### Data shown
= = = = =

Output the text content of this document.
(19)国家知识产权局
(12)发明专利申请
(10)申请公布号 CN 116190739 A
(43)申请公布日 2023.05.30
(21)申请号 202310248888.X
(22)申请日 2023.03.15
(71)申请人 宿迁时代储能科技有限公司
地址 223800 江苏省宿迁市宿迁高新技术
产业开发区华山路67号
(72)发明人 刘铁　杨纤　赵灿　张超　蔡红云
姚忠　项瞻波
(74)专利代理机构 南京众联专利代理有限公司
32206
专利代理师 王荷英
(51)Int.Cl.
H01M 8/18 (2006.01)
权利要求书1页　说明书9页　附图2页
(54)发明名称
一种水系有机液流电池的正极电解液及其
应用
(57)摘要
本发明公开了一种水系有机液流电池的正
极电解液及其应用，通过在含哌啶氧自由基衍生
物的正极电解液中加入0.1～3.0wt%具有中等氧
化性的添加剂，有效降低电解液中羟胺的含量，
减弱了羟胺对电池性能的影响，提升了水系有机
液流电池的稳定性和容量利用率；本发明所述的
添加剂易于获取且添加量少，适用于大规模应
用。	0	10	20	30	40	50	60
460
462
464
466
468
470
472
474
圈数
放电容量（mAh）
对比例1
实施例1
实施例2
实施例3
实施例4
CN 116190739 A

= = = = =

### Written task
Give back all the data exactly as written.

### Task answer
Output the text content of this document.
(19)国家知识产权局
(12)发明专利申请
(10)申请公布号 CN 116190739 A
(43)申请公布日 2023.05.30
(21)申请号 202310248888.X
(22)申请日 2023.03.15
(71)申请人 宿迁时代储能科技有限公司
地址 223800 江苏省宿迁市宿迁高新技术
产业开发区华山路67号
(72)发明人 刘铁　杨纤　赵灿　张超　蔡红云
姚忠　项瞻波
(74)专利代理机构 南京众联专利代理有限公司
32206
专利代理师 王荷英
(51)Int.Cl.
H01M 8/18 (2006.01)
权利要求书1页　说明书9页　附图2页
(54)发明名称
一种水系有机液流电池的正极电解液及其
应用
(57)摘要
本发明公开了一种水系有机液流电池的正
极电解液及其应用，通过在含哌啶氧自由基衍生
物的正极电解液中加入0.1～3.0wt%具有中等氧
化性的添加剂，有效降低电解液中羟胺的含量，
减弱了羟胺对电池性能的影响，提升了水系有机
液流电池的稳定性和容量利用率；本发明所述的
添加剂易于获取且添加量少，适用于大规模应
用。	0	10	20	30	40	50	60
460
462
464
466
468
470
472
474
圈数
放电容量（mAh）
对比例1
实施例1
实施例2
实施例3
实施例4
CN 116190739 A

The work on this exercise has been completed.